RECORDS FOR PROCESSING ::
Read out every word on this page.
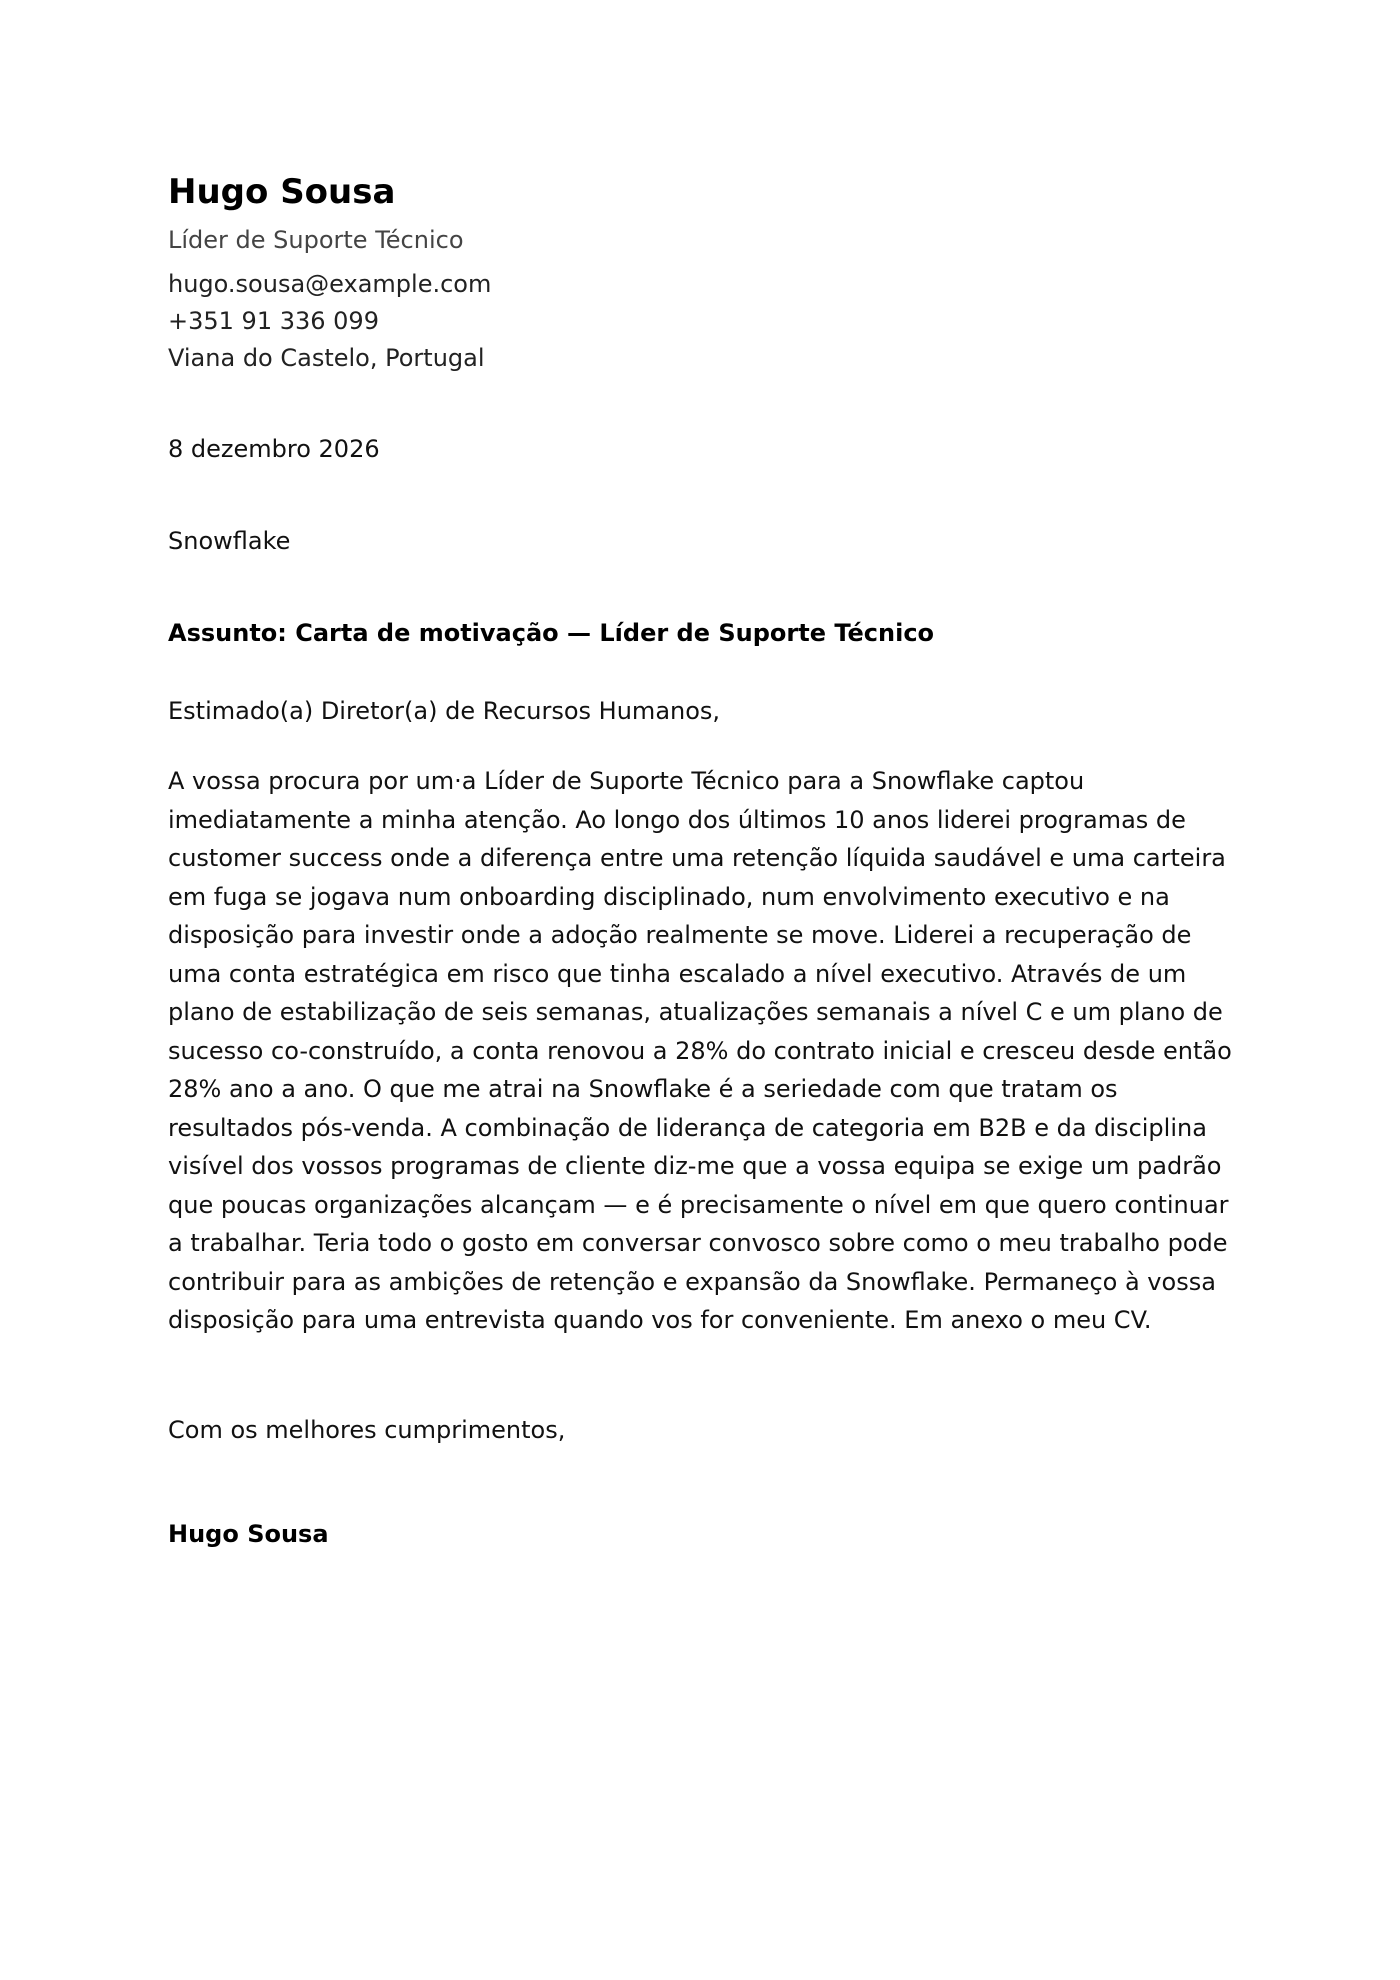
Hugo Sousa
Líder de Suporte Técnico
hugo.sousa@example.com
+351 91 336 099
Viana do Castelo, Portugal
8 dezembro 2026
Snowflake
Assunto: Carta de motivação — Líder de Suporte Técnico
Estimado(a) Diretor(a) de Recursos Humanos,

A vossa procura por um·a Líder de Suporte Técnico para a Snowflake captou imediatamente a minha atenção. Ao longo dos últimos 10 anos liderei programas de customer success onde a diferença entre uma retenção líquida saudável e uma carteira em fuga se jogava num onboarding disciplinado, num envolvimento executivo e na disposição para investir onde a adoção realmente se move. Liderei a recuperação de uma conta estratégica em risco que tinha escalado a nível executivo. Através de um plano de estabilização de seis semanas, atualizações semanais a nível C e um plano de sucesso co-construído, a conta renovou a 28% do contrato inicial e cresceu desde então 28% ano a ano. O que me atrai na Snowflake é a seriedade com que tratam os resultados pós-venda. A combinação de liderança de categoria em B2B e da disciplina visível dos vossos programas de cliente diz-me que a vossa equipa se exige um padrão que poucas organizações alcançam — e é precisamente o nível em que quero continuar a trabalhar. Teria todo o gosto em conversar convosco sobre como o meu trabalho pode contribuir para as ambições de retenção e expansão da Snowflake. Permaneço à vossa disposição para uma entrevista quando vos for conveniente. Em anexo o meu CV.

Com os melhores cumprimentos,
Hugo Sousa
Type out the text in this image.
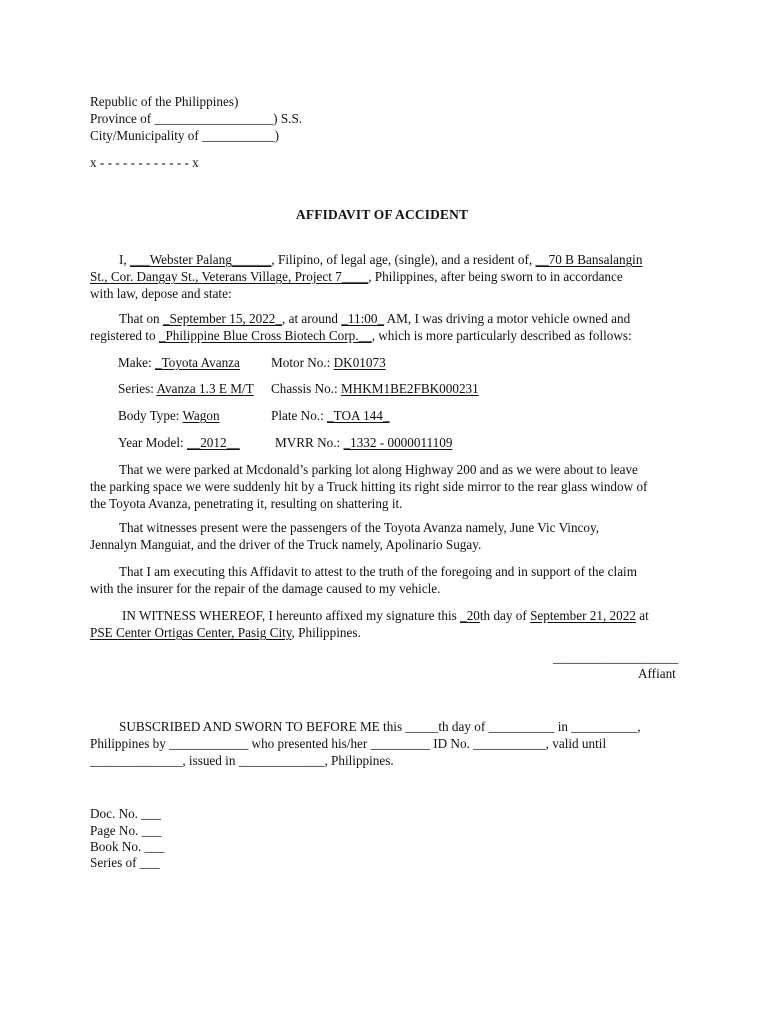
Republic of the Philippines)
Province of __________________) S.S.
City/Municipality of ___________)
x - - - - - - - - - - - - x
AFFIDAVIT OF ACCIDENT
I, ___Webster Palang______, Filipino, of legal age, (single), and a resident of, __70 B Bansalangin
St., Cor. Dangay St., Veterans Village, Project 7____, Philippines, after being sworn to in accordance
with law, depose and state:
That on _September 15, 2022_, at around _11:00_ AM, I was driving a motor vehicle owned and
registered to _Philippine Blue Cross Biotech Corp.__, which is more particularly described as follows:
Make: _Toyota Avanza Motor No.: DK01073
Series: Avanza 1.3 E M/T Chassis No.: MHKM1BE2FBK000231
Body Type: Wagon	Plate No.: _TOA 144_
Year Model: __2012__	MVRR No.: _1332 - 0000011109
That we were parked at Mcdonald’s parking lot along Highway 200 and as we were about to leave
the parking space we were suddenly hit by a Truck hitting its right side mirror to the rear glass window of
the Toyota Avanza, penetrating it, resulting on shattering it.
That witnesses present were the passengers of the Toyota Avanza namely, June Vic Vincoy,
Jennalyn Manguiat, and the driver of the Truck namely, Apolinario Sugay.
That I am executing this Affidavit to attest to the truth of the foregoing and in support of the claim
with the insurer for the repair of the damage caused to my vehicle.
IN WITNESS WHEREOF, I hereunto affixed my signature this _20th day of September 21, 2022 at
PSE Center Ortigas Center, Pasig City, Philippines.
___________________
Affiant
SUBSCRIBED AND SWORN TO BEFORE ME this _____th day of __________ in __________,
Philippines by ____________ who presented his/her _________ ID No. ___________, valid until
______________, issued in _____________, Philippines.
Doc. No. ___
Page No. ___
Book No. ___
Series of ___
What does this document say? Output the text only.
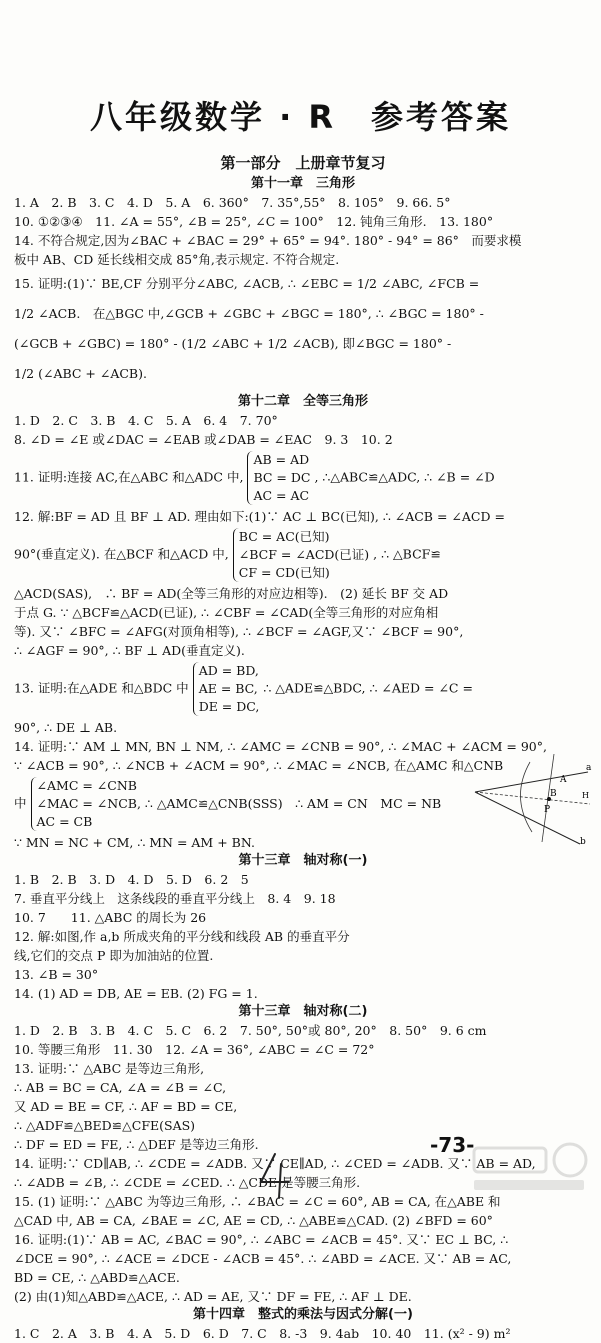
八年级数学 · R　参考答案
第一部分　上册章节复习
第十一章　三角形
1. A　2. B　3. C　4. D　5. A　6. 360°　7. 35°,55°　8. 105°　9. 66. 5°
10. ①②③④　11. ∠A = 55°, ∠B = 25°, ∠C = 100°　12. 钝角三角形.　13. 180°
14. 不符合规定,因为∠BAC + ∠BAC = 29° + 65° = 94°. 180° - 94° = 86°　而要求模
板中 AB、CD 延长线相交成 85°角,表示规定. 不符合规定.
15. 证明:(1)∵ BE,CF 分别平分∠ABC, ∠ACB, ∴ ∠EBC = 1/2 ∠ABC, ∠FCB =
1/2 ∠ACB.　在△BGC 中,∠GCB + ∠GBC + ∠BGC = 180°, ∴ ∠BGC = 180° -
(∠GCB + ∠GBC) = 180° - (1/2 ∠ABC + 1/2 ∠ACB), 即∠BGC = 180° -
1/2 (∠ABC + ∠ACB).
第十二章　全等三角形
1. D　2. C　3. B　4. C　5. A　6. 4　7. 70°
8. ∠D = ∠E 或∠DAC = ∠EAB 或∠DAB = ∠EAC　9. 3　10. 2
11. 证明:连接 AC,在△ABC 和△ADC 中,
AB = AD
BC = DC
AC = AC
, ∴△ABC≌△ADC, ∴ ∠B = ∠D
12. 解:BF = AD 且 BF ⊥ AD. 理由如下:(1)∵ AC ⊥ BC(已知), ∴ ∠ACB = ∠ACD =
90°(垂直定义). 在△BCF 和△ACD 中,
BC = AC(已知)
∠BCF = ∠ACD(已证)
CF = CD(已知)
, ∴ △BCF≌
△ACD(SAS),　∴ BF = AD(全等三角形的对应边相等).　(2) 延长 BF 交 AD
于点 G. ∵ △BCF≌△ACD(已证), ∴ ∠CBF = ∠CAD(全等三角形的对应角相
等). 又∵ ∠BFC = ∠AFG(对顶角相等), ∴ ∠BCF = ∠AGF,又∵ ∠BCF = 90°,
∴ ∠AGF = 90°, ∴ BF ⊥ AD(垂直定义).
13. 证明:在△ADE 和△BDC 中
AD = BD,
AE = BC,
DE = DC,
∴ △ADE≌△BDC, ∴ ∠AED = ∠C =
90°, ∴ DE ⊥ AB.
14. 证明:∵ AM ⊥ MN, BN ⊥ NM, ∴ ∠AMC = ∠CNB = 90°, ∴ ∠MAC + ∠ACM = 90°,
∵ ∠ACB = 90°, ∴ ∠NCB + ∠ACM = 90°, ∴ ∠MAC = ∠NCB, 在△AMC 和△CNB
中
∠AMC = ∠CNB
∠MAC = ∠NCB, ∴ △AMC≌△CNB(SSS)　∴ AM = CN　MC = NB
AC = CB
∵ MN = NC + CM, ∴ MN = AM + BN.
第十三章　轴对称(一)
1. B　2. B　3. D　4. D　5. D　6. 2　5
7. 垂直平分线上　这条线段的垂直平分线上　8. 4　9. 18
10. 7　　11. △ABC 的周长为 26
12. 解:如图,作 a,b 所成夹角的平分线和线段 AB 的垂直平分
线,它们的交点 P 即为加油站的位置.
13. ∠B = 30°
14. (1) AD = DB, AE = EB. (2) FG = 1.
第十三章　轴对称(二)
1. D　2. B　3. B　4. C　5. C　6. 2　7. 50°, 50°或 80°, 20°　8. 50°　9. 6 cm
10. 等腰三角形　11. 30　12. ∠A = 36°, ∠ABC = ∠C = 72°
13. 证明:∵ △ABC 是等边三角形,
∴ AB = BC = CA, ∠A = ∠B = ∠C,
又 AD = BE = CF, ∴ AF = BD = CE,
∴ △ADF≌△BED≌△CFE(SAS)
∴ DF = ED = FE, ∴ △DEF 是等边三角形.
14. 证明:∵ CD∥AB, ∴ ∠CDE = ∠ADB. 又∵ CE∥AD, ∴ ∠CED = ∠ADB. 又∵ AB = AD,
∴ ∠ADB = ∠B, ∴ ∠CDE = ∠CED. ∴ △CDE 是等腰三角形.
15. (1) 证明:∵ △ABC 为等边三角形, ∴ ∠BAC = ∠C = 60°, AB = CA, 在△ABE 和
△CAD 中, AB = CA, ∠BAE = ∠C, AE = CD, ∴ △ABE≌△CAD. (2) ∠BFD = 60°
16. 证明:(1)∵ AB = AC, ∠BAC = 90°, ∴ ∠ABC = ∠ACB = 45°. 又∵ EC ⊥ BC, ∴
∠DCE = 90°, ∴ ∠ACE = ∠DCE - ∠ACB = 45°. ∴ ∠ABD = ∠ACE. 又∵ AB = AC,
BD = CE, ∴ △ABD≌△ACE.
(2) 由(1)知△ABD≌△ACE, ∴ AD = AE, 又∵ DF = FE, ∴ AF ⊥ DE.
第十四章　整式的乘法与因式分解(一)
1. C　2. A　3. B　4. A　5. D　6. D　7. C　8. -3　9. 4ab　10. 40　11. (x² - 9) m²
P
A
B	H
a
b
-73-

WORK INSTRUCTIONS :: List the lines of the material in which the word "Philippines" occurs.

RESULT ::
Republic of the Philippines)
St., Cor. Dangay St., Veterans Village, Project 7____, Philippines, after being sworn to in accordance
PSE Center Ortigas Center, Pasig City, Philippines.
Philippines by ____________ who presented his/her _________ ID No. ___________, valid until
______________, issued in _____________, Philippines.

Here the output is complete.